### What is expected
Copy all of the material exactly. Pictures are not to appear in the copy.

### Data for the task
_ _ _ _
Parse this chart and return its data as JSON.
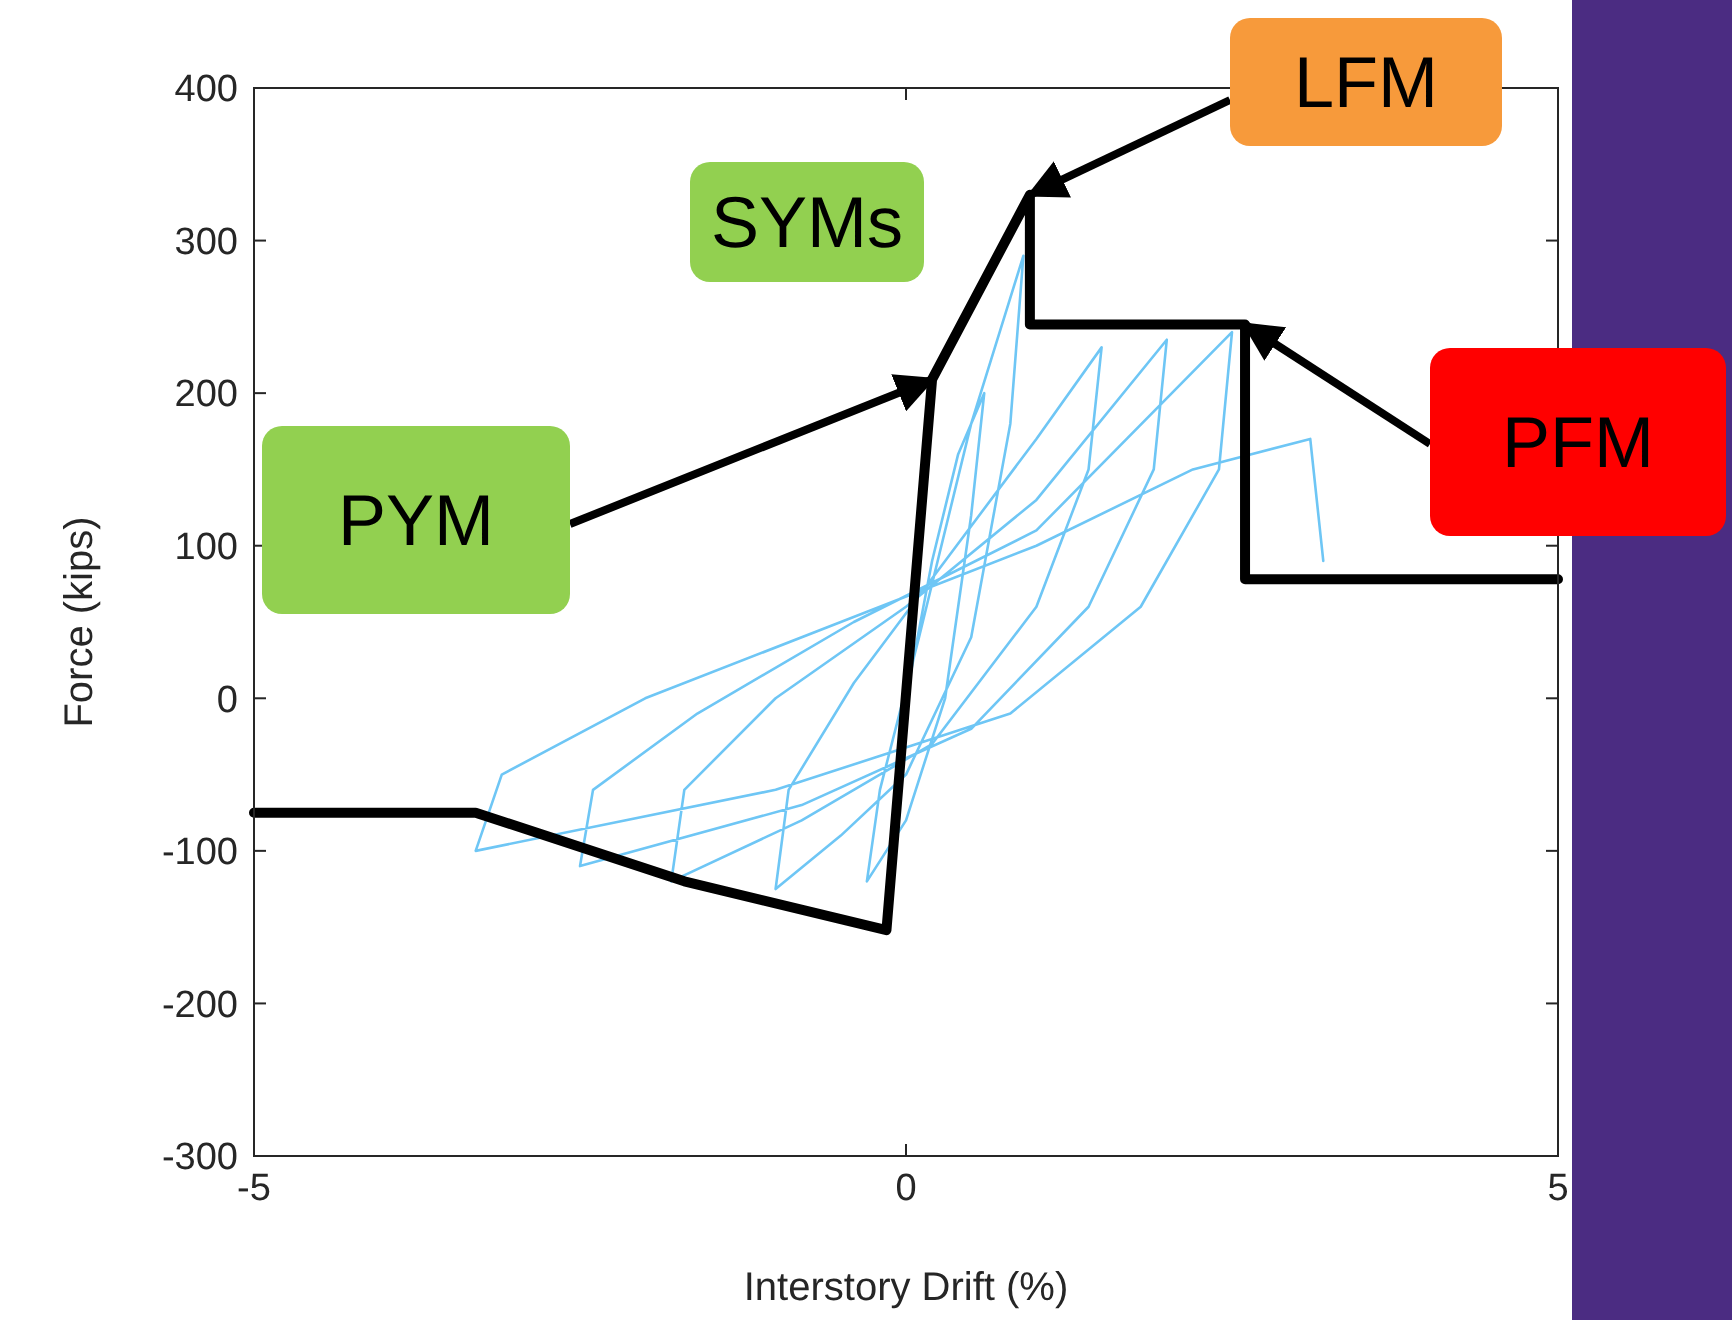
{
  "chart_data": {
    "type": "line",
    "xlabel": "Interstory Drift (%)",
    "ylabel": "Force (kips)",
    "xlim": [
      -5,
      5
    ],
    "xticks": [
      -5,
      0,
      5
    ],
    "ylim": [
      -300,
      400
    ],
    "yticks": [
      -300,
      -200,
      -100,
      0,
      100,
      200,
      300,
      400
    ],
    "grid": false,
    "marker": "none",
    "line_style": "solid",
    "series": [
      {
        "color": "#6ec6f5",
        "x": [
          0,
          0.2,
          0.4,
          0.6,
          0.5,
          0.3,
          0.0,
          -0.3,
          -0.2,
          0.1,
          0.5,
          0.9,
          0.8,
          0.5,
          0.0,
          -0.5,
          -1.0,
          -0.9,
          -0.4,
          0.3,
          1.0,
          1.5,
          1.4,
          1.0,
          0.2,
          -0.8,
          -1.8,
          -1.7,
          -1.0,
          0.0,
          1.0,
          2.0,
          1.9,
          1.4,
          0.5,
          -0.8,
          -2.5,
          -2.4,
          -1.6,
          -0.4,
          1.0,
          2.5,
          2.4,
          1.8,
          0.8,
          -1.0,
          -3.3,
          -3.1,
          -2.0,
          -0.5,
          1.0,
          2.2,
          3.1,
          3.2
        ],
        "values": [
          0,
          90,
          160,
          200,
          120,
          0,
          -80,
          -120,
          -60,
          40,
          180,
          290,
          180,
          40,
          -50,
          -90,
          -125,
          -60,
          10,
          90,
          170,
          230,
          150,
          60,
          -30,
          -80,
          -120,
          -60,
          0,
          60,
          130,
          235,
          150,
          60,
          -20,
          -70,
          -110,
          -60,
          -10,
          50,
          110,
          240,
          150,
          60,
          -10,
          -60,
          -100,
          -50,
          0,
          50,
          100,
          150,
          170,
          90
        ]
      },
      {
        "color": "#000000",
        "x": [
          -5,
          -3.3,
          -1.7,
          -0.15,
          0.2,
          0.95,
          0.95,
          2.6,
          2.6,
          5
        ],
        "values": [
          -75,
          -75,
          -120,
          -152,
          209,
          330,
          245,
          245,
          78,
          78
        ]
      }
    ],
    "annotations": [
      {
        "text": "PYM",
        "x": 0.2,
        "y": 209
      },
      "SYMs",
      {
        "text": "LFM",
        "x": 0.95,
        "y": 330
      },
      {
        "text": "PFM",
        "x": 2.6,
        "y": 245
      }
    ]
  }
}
_ _ _ _
### Worked solution
Parse this chart and return its data as JSON.
{
  "chart_data": {
    "type": "line",
    "xlabel": "Interstory Drift (%)",
    "ylabel": "Force (kips)",
    "xlim": [
      -5,
      5
    ],
    "xticks": [
      -5,
      0,
      5
    ],
    "ylim": [
      -300,
      400
    ],
    "yticks": [
      -300,
      -200,
      -100,
      0,
      100,
      200,
      300,
      400
    ],
    "grid": false,
    "marker": "none",
    "line_style": "solid",
    "series": [
      {
        "color": "#6ec6f5",
        "x": [
          0,
          0.2,
          0.4,
          0.6,
          0.5,
          0.3,
          0.0,
          -0.3,
          -0.2,
          0.1,
          0.5,
          0.9,
          0.8,
          0.5,
          0.0,
          -0.5,
          -1.0,
          -0.9,
          -0.4,
          0.3,
          1.0,
          1.5,
          1.4,
          1.0,
          0.2,
          -0.8,
          -1.8,
          -1.7,
          -1.0,
          0.0,
          1.0,
          2.0,
          1.9,
          1.4,
          0.5,
          -0.8,
          -2.5,
          -2.4,
          -1.6,
          -0.4,
          1.0,
          2.5,
          2.4,
          1.8,
          0.8,
          -1.0,
          -3.3,
          -3.1,
          -2.0,
          -0.5,
          1.0,
          2.2,
          3.1,
          3.2
        ],
        "values": [
          0,
          90,
          160,
          200,
          120,
          0,
          -80,
          -120,
          -60,
          40,
          180,
          290,
          180,
          40,
          -50,
          -90,
          -125,
          -60,
          10,
          90,
          170,
          230,
          150,
          60,
          -30,
          -80,
          -120,
          -60,
          0,
          60,
          130,
          235,
          150,
          60,
          -20,
          -70,
          -110,
          -60,
          -10,
          50,
          110,
          240,
          150,
          60,
          -10,
          -60,
          -100,
          -50,
          0,
          50,
          100,
          150,
          170,
          90
        ]
      },
      {
        "color": "#000000",
        "x": [
          -5,
          -3.3,
          -1.7,
          -0.15,
          0.2,
          0.95,
          0.95,
          2.6,
          2.6,
          5
        ],
        "values": [
          -75,
          -75,
          -120,
          -152,
          209,
          330,
          245,
          245,
          78,
          78
        ]
      }
    ],
    "annotations": [
      {
        "text": "PYM",
        "x": 0.2,
        "y": 209
      },
      "SYMs",
      {
        "text": "LFM",
        "x": 0.95,
        "y": 330
      },
      {
        "text": "PFM",
        "x": 2.6,
        "y": 245
      }
    ]
  }
}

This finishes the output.